PROBLEM DESCRIPTION - List each line of the data that holds the word "июля".

EXTRACTED RECORDS -
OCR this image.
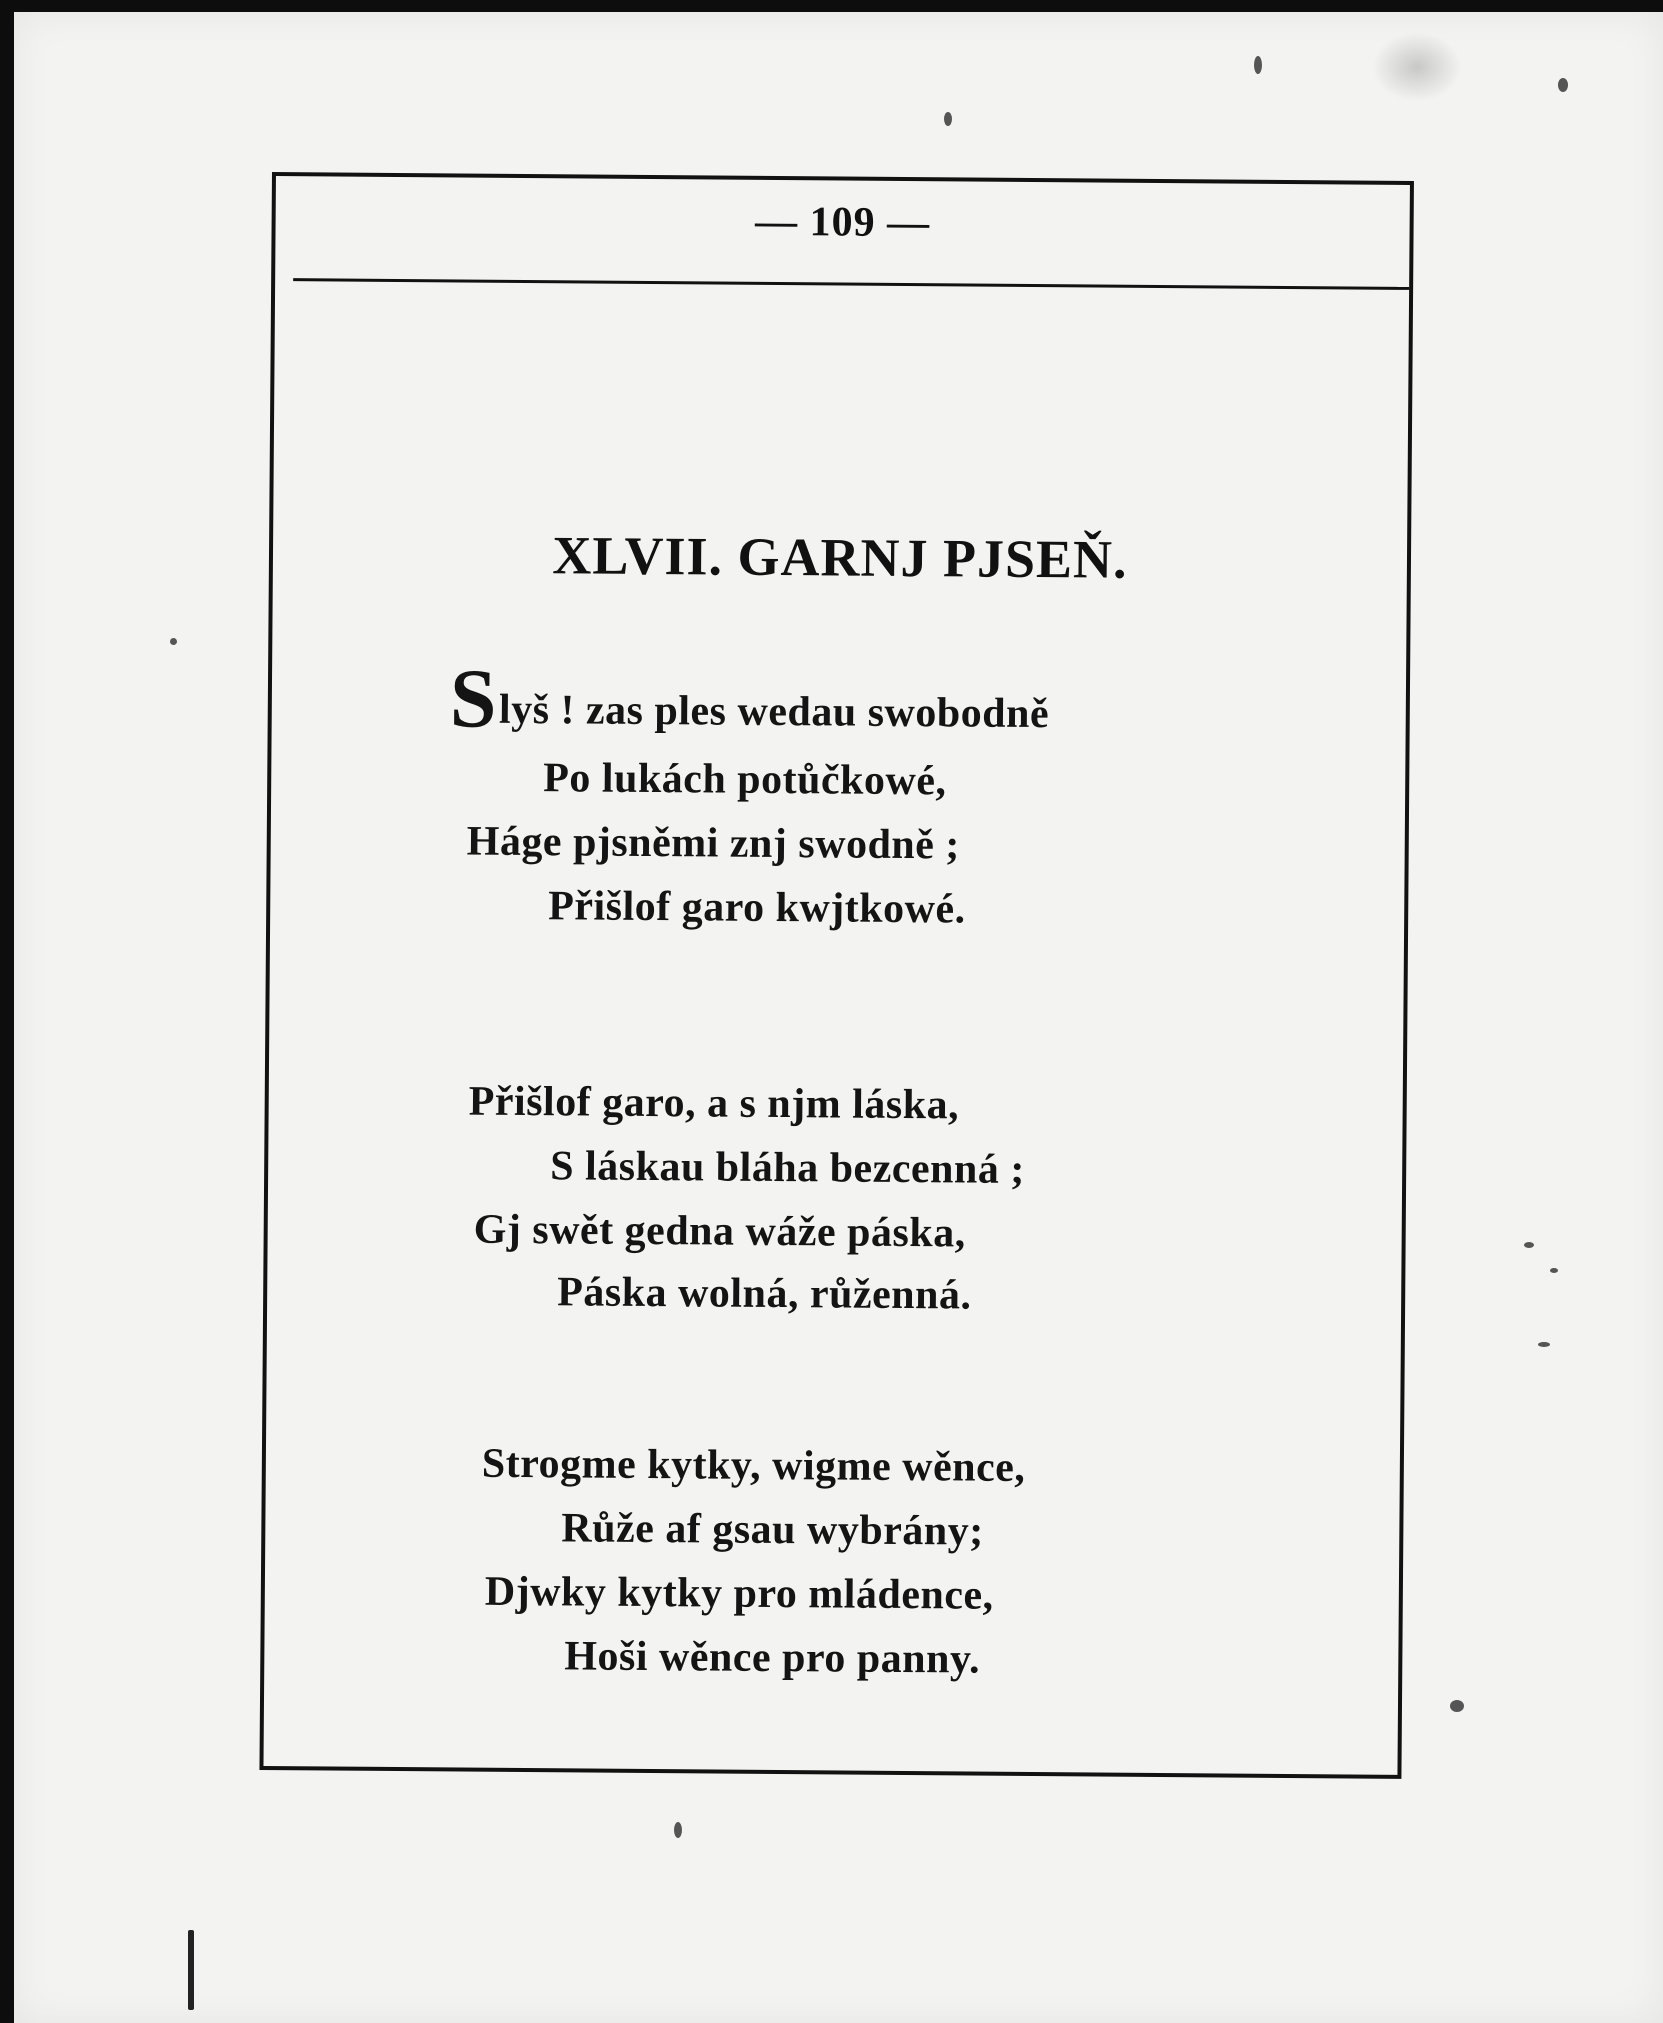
— 109 —
XLVII. GARNJ PJSEŇ.
Slyš ! zas ples wedau swobodně
Po lukách potůčkowé,
Háge pjsněmi znj swodně ;
Přišlof garo kwjtkowé.
Přišlof garo, a s njm láska,
S láskau bláha bezcenná ;
Gj swět gedna wáže páska,
Páska wolná, růženná.
Strogme kytky, wigme wěnce,
Růže af gsau wybrány;
Djwky kytky pro mládence,
Hoši wěnce pro panny.
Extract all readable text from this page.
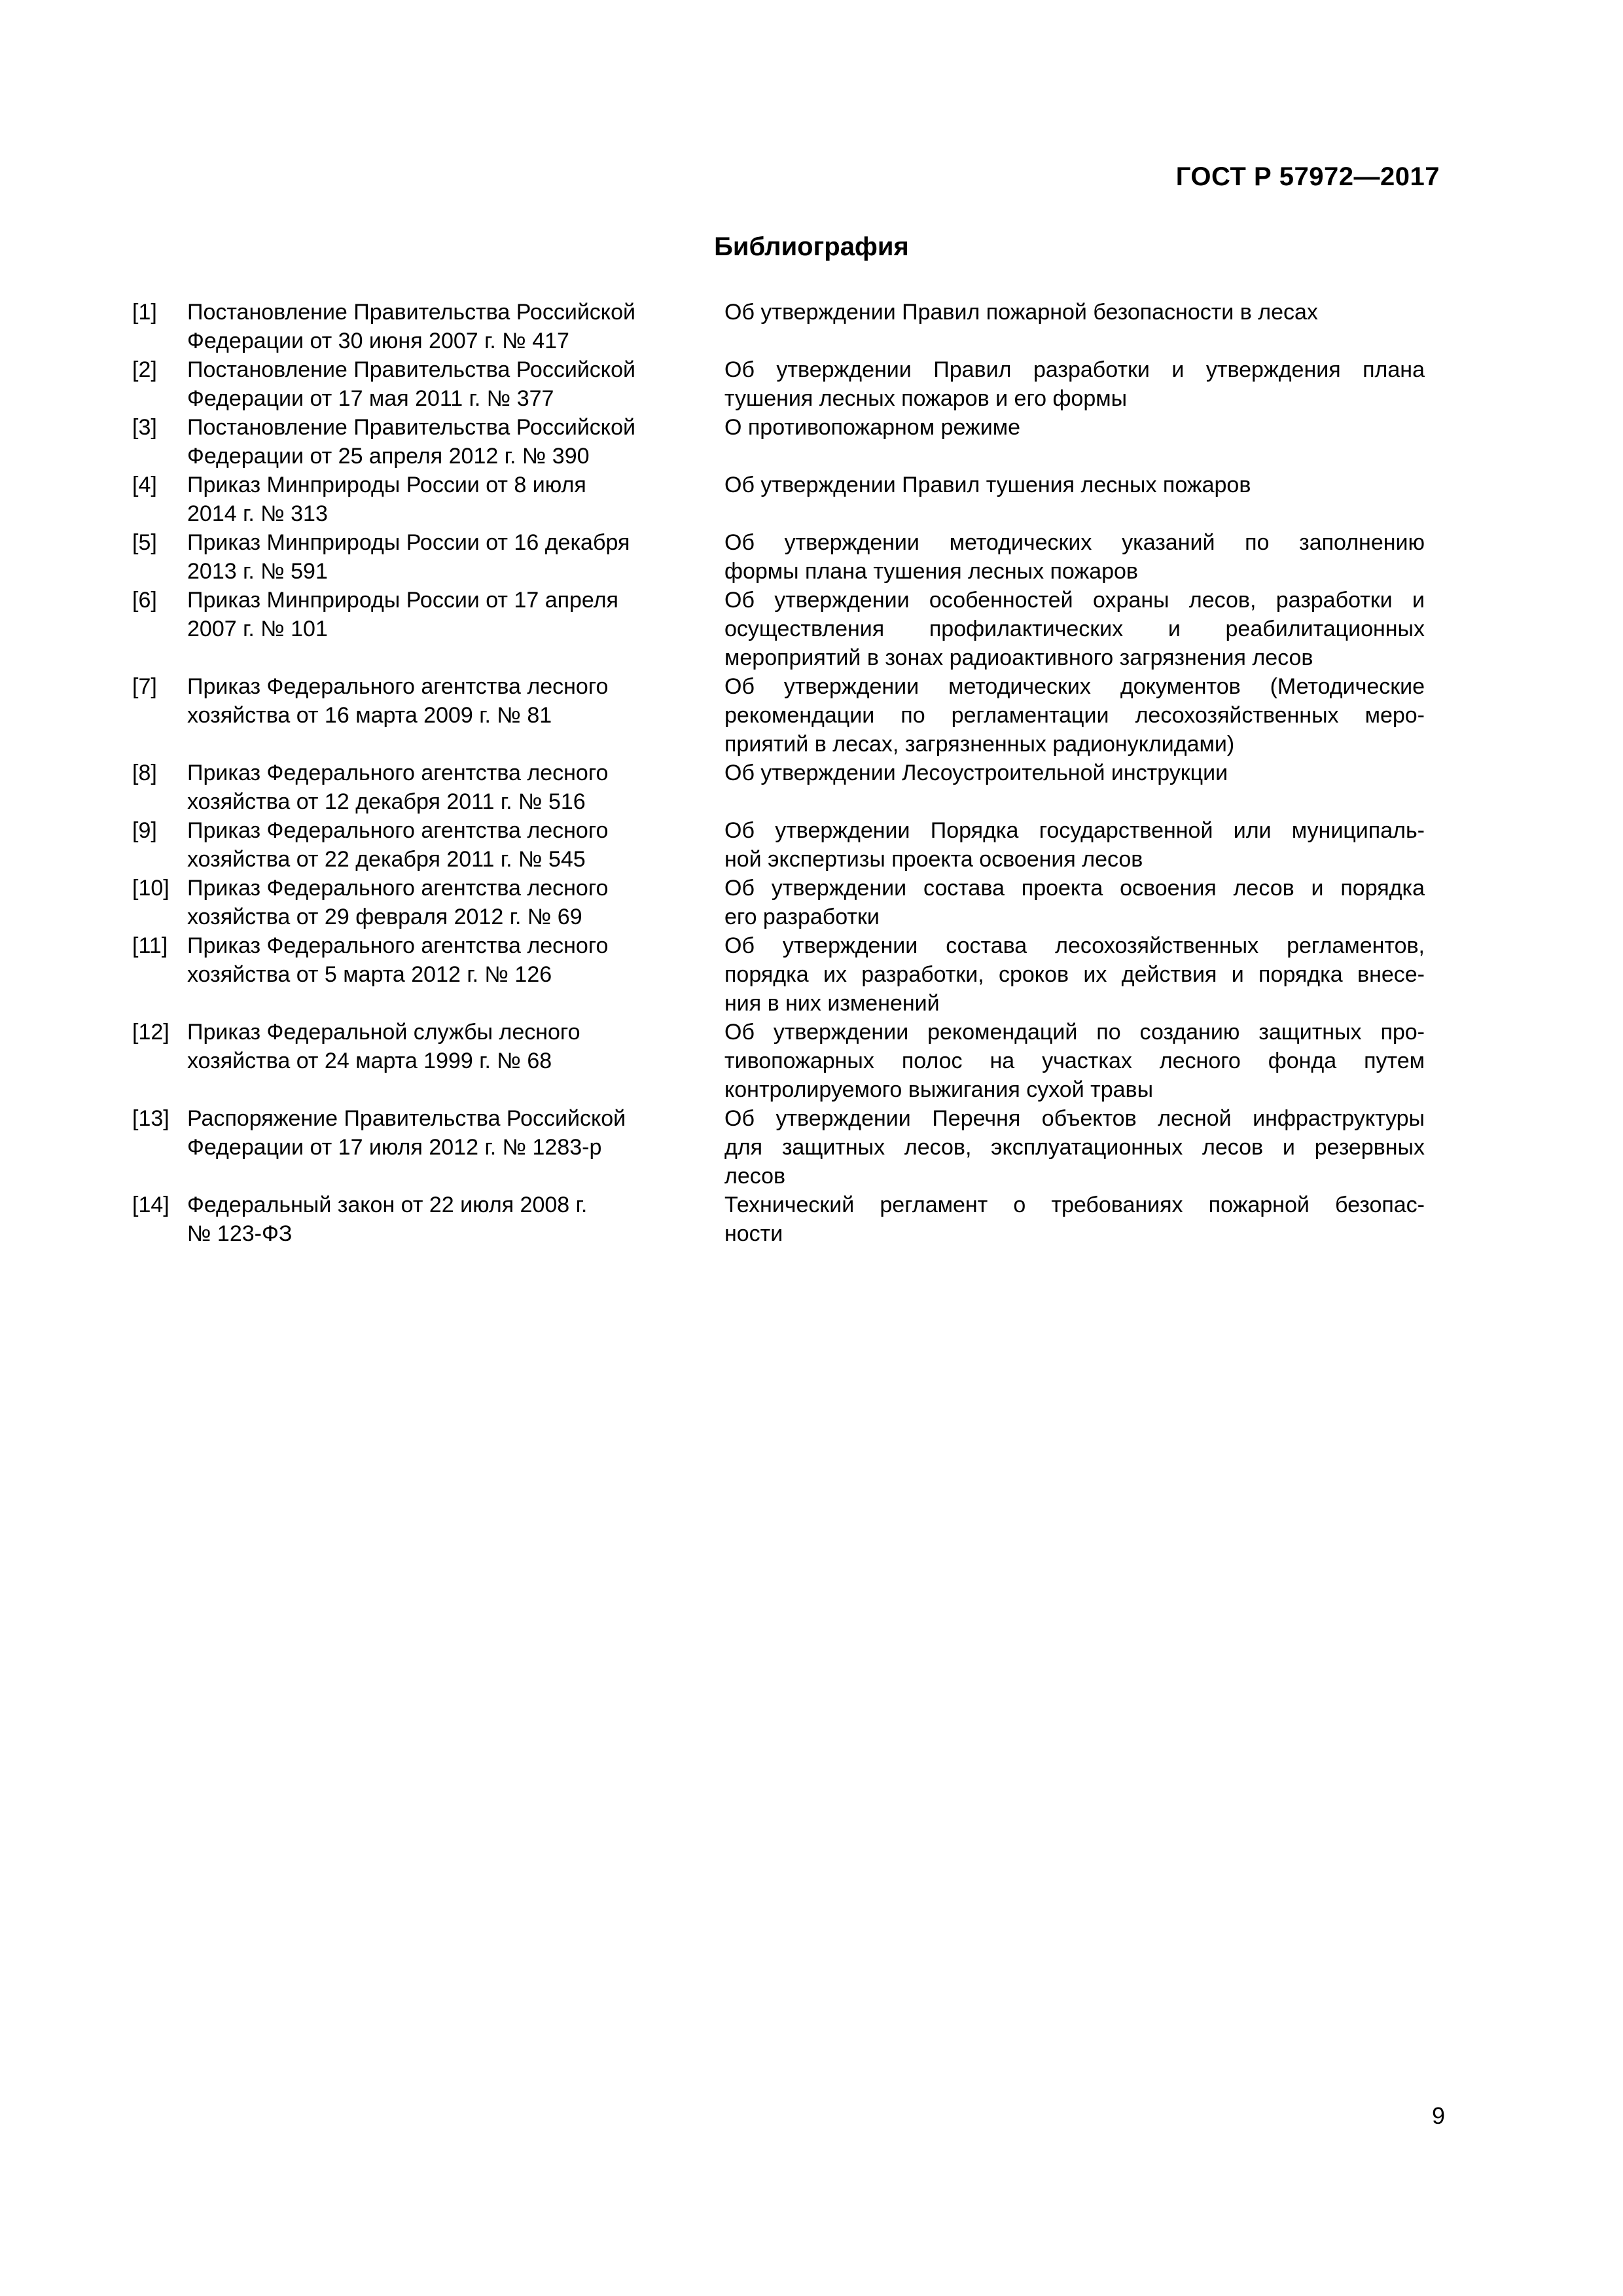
ГОСТ Р 57972—2017
Библиография
[1] Постановление Правительства Российской
Федерации от 30 июня 2007 г. № 417
Об утверждении Правил пожарной безопасности в лесах
[2] Постановление Правительства Российской
Федерации от 17 мая 2011 г. № 377
Об утверждении Правил разработки и утверждения плана
тушения лесных пожаров и его формы
[3] Постановление Правительства Российской
Федерации от 25 апреля 2012 г. № 390
О противопожарном режиме
[4] Приказ Минприроды России от 8 июля
2014 г. № 313
Об утверждении Правил тушения лесных пожаров
[5] Приказ Минприроды России от 16 декабря
2013 г. № 591
Об утверждении методических указаний по заполнению
формы плана тушения лесных пожаров
[6] Приказ Минприроды России от 17 апреля
2007 г. № 101
Об утверждении особенностей охраны лесов, разработки и
осуществления профилактических и реабилитационных
мероприятий в зонах радиоактивного загрязнения лесов
[7] Приказ Федерального агентства лесного
хозяйства от 16 марта 2009 г. № 81
Об утверждении методических документов (Методические
рекомендации по регламентации лесохозяйственных меро-
приятий в лесах, загрязненных радионуклидами)
[8] Приказ Федерального агентства лесного
хозяйства от 12 декабря 2011 г. № 516
Об утверждении Лесоустроительной инструкции
[9] Приказ Федерального агентства лесного
хозяйства от 22 декабря 2011 г. № 545
Об утверждении Порядка государственной или муниципаль-
ной экспертизы проекта освоения лесов
[10] Приказ Федерального агентства лесного
хозяйства от 29 февраля 2012 г. № 69
Об утверждении состава проекта освоения лесов и порядка
его разработки
[11] Приказ Федерального агентства лесного
хозяйства от 5 марта 2012 г. № 126
Об утверждении состава лесохозяйственных регламентов,
порядка их разработки, сроков их действия и порядка внесе-
ния в них изменений
[12] Приказ Федеральной службы лесного
хозяйства от 24 марта 1999 г. № 68
Об утверждении рекомендаций по созданию защитных про-
тивопожарных полос на участках лесного фонда путем
контролируемого выжигания сухой травы
[13] Распоряжение Правительства Российской
Федерации от 17 июля 2012 г. № 1283-р
Об утверждении Перечня объектов лесной инфраструктуры
для защитных лесов, эксплуатационных лесов и резервных
лесов
[14] Федеральный закон от 22 июля 2008 г.
№ 123-ФЗ
Технический регламент о требованиях пожарной безопас-
ности
9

RESPONSE -
[4] Приказ Минприроды России от 8 июля
Федерации от 17 июля 2012 г. № 1283-р
[14] Федеральный закон от 22 июля 2008 г.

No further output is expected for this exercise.